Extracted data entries
- - - - -

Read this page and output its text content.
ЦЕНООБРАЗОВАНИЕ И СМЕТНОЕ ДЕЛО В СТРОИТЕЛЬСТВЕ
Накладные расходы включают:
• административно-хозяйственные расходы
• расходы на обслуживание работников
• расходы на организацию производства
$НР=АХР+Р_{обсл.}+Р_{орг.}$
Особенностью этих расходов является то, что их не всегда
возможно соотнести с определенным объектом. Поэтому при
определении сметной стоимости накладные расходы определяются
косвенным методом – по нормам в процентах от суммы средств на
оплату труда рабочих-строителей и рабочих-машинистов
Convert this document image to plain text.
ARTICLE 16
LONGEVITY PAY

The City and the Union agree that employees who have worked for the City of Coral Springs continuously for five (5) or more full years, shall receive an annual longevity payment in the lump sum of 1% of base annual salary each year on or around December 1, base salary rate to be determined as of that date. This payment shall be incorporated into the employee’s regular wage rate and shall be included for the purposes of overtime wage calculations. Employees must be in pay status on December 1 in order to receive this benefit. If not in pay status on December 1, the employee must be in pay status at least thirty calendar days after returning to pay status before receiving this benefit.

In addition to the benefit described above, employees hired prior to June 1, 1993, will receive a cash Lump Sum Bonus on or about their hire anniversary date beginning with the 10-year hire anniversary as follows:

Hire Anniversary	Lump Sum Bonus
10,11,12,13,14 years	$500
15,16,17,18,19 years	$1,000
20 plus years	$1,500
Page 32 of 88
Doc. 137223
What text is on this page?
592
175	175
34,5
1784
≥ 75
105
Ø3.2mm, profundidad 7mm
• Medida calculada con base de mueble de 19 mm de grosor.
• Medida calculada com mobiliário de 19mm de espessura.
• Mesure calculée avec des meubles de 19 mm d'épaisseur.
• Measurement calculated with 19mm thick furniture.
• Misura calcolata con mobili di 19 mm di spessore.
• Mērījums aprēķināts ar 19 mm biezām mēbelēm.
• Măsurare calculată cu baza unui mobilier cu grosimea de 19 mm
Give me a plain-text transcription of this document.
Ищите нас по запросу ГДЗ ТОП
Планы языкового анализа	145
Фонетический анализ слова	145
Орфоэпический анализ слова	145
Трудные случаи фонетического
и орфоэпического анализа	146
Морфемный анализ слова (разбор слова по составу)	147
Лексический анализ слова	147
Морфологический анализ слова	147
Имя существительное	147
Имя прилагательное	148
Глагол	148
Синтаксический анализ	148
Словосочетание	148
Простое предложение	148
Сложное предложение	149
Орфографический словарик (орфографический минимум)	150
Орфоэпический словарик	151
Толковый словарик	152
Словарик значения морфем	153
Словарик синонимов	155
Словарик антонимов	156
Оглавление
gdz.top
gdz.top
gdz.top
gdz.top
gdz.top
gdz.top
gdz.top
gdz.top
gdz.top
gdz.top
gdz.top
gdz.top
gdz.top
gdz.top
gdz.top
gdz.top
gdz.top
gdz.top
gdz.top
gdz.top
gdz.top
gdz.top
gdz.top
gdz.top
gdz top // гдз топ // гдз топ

- - - - -

§ Stated problem
Please copy out each record, character for character.

§ Exercise output
Read this page and output its text content.
ЦЕНООБРАЗОВАНИЕ И СМЕТНОЕ ДЕЛО В СТРОИТЕЛЬСТВЕ
Накладные расходы включают:
• административно-хозяйственные расходы
• расходы на обслуживание работников
• расходы на организацию производства
$НР=АХР+Р_{обсл.}+Р_{орг.}$
Особенностью этих расходов является то, что их не всегда
возможно соотнести с определенным объектом. Поэтому при
определении сметной стоимости накладные расходы определяются
косвенным методом – по нормам в процентах от суммы средств на
оплату труда рабочих-строителей и рабочих-машинистов
Convert this document image to plain text.
ARTICLE 16
LONGEVITY PAY

The City and the Union agree that employees who have worked for the City of Coral Springs continuously for five (5) or more full years, shall receive an annual longevity payment in the lump sum of 1% of base annual salary each year on or around December 1, base salary rate to be determined as of that date. This payment shall be incorporated into the employee’s regular wage rate and shall be included for the purposes of overtime wage calculations. Employees must be in pay status on December 1 in order to receive this benefit. If not in pay status on December 1, the employee must be in pay status at least thirty calendar days after returning to pay status before receiving this benefit.

In addition to the benefit described above, employees hired prior to June 1, 1993, will receive a cash Lump Sum Bonus on or about their hire anniversary date beginning with the 10-year hire anniversary as follows:

Hire Anniversary	Lump Sum Bonus
10,11,12,13,14 years	$500
15,16,17,18,19 years	$1,000
20 plus years	$1,500
Page 32 of 88
Doc. 137223
What text is on this page?
592
175	175
34,5
1784
≥ 75
105
Ø3.2mm, profundidad 7mm
• Medida calculada con base de mueble de 19 mm de grosor.
• Medida calculada com mobiliário de 19mm de espessura.
• Mesure calculée avec des meubles de 19 mm d'épaisseur.
• Measurement calculated with 19mm thick furniture.
• Misura calcolata con mobili di 19 mm di spessore.
• Mērījums aprēķināts ar 19 mm biezām mēbelēm.
• Măsurare calculată cu baza unui mobilier cu grosimea de 19 mm
Give me a plain-text transcription of this document.
Ищите нас по запросу ГДЗ ТОП
Планы языкового анализа	145
Фонетический анализ слова	145
Орфоэпический анализ слова	145
Трудные случаи фонетического
и орфоэпического анализа	146
Морфемный анализ слова (разбор слова по составу)	147
Лексический анализ слова	147
Морфологический анализ слова	147
Имя существительное	147
Имя прилагательное	148
Глагол	148
Синтаксический анализ	148
Словосочетание	148
Простое предложение	148
Сложное предложение	149
Орфографический словарик (орфографический минимум)	150
Орфоэпический словарик	151
Толковый словарик	152
Словарик значения морфем	153
Словарик синонимов	155
Словарик антонимов	156
Оглавление
gdz.top
gdz.top
gdz.top
gdz.top
gdz.top
gdz.top
gdz.top
gdz.top
gdz.top
gdz.top
gdz.top
gdz.top
gdz.top
gdz.top
gdz.top
gdz.top
gdz.top
gdz.top
gdz.top
gdz.top
gdz.top
gdz.top
gdz.top
gdz.top
gdz top // гдз топ // гдз топ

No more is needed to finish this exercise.